_WORK TO DO_:
Copy each line holding the string "this".

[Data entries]

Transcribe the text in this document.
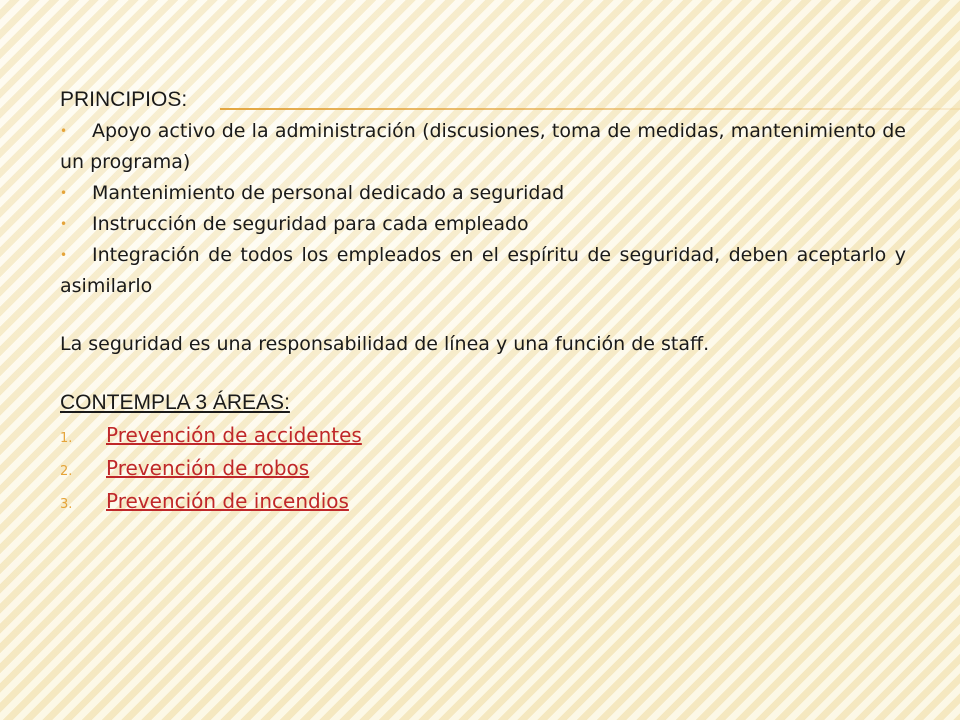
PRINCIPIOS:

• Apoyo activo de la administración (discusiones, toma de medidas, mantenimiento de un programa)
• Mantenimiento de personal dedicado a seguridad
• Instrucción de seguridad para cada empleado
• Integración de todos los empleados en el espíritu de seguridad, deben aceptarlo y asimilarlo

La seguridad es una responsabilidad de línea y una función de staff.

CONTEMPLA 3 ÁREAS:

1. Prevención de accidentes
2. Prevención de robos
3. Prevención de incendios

--

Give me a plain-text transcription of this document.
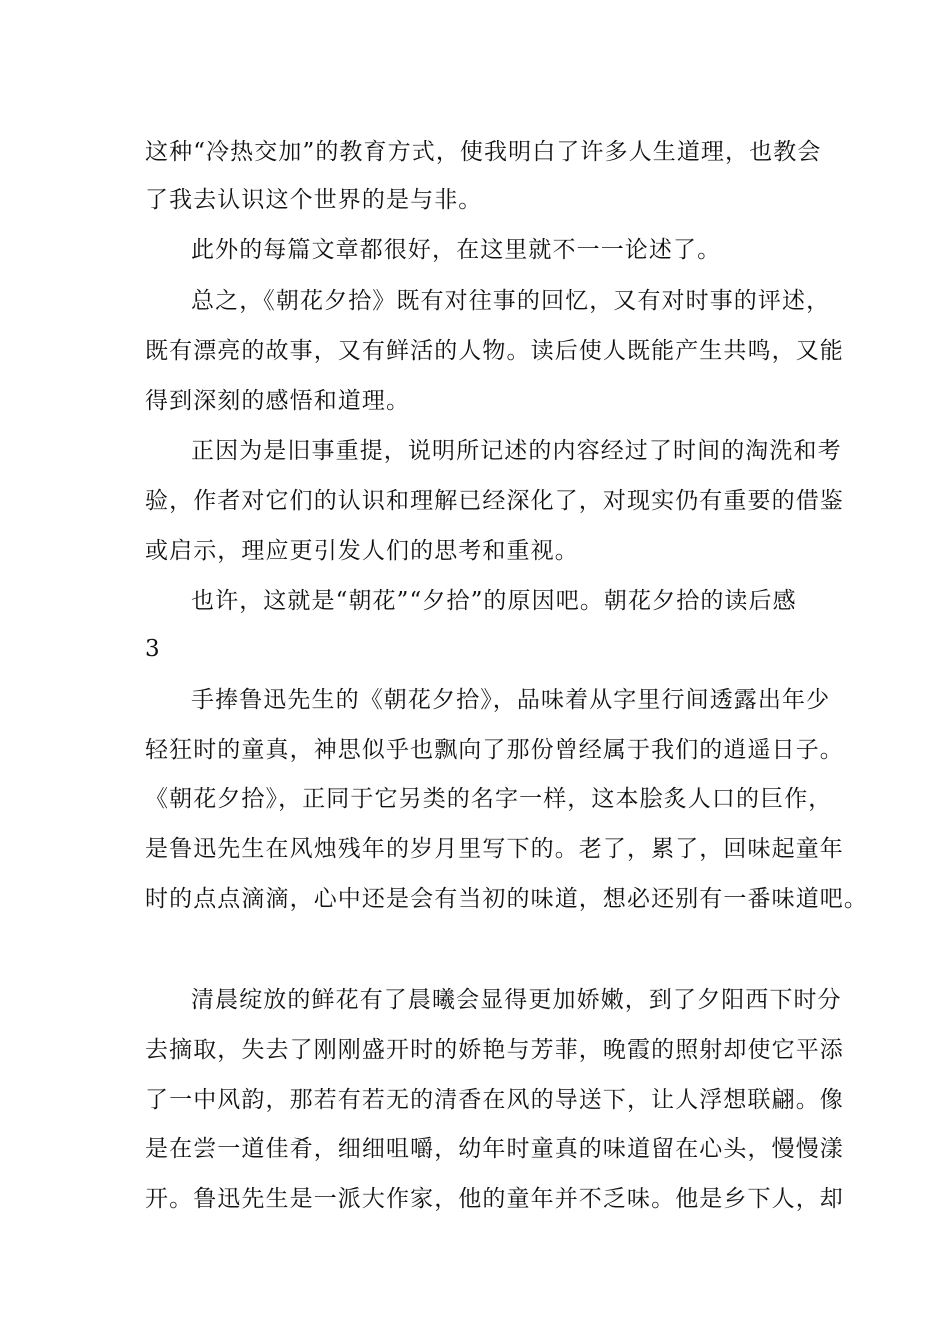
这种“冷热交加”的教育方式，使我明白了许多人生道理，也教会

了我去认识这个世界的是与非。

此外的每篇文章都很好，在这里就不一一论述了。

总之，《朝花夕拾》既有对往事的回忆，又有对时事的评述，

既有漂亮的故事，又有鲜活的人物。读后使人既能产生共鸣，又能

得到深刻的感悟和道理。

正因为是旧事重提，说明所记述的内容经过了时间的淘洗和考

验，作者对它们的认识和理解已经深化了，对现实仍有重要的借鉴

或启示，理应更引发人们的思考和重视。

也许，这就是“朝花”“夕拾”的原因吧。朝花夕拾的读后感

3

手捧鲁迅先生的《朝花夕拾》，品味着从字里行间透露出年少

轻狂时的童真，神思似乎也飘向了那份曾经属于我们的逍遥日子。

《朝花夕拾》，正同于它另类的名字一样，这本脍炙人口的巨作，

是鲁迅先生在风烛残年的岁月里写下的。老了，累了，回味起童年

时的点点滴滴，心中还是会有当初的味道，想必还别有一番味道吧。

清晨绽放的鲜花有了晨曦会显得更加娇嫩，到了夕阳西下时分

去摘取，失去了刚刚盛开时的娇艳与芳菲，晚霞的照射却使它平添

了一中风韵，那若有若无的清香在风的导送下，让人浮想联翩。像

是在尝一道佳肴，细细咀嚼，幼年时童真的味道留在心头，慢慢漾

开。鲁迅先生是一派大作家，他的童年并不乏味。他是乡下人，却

_OUTPUT OF THE TASK_:
Transcribe the text in this document.
Give me a plain-text transcription of this document.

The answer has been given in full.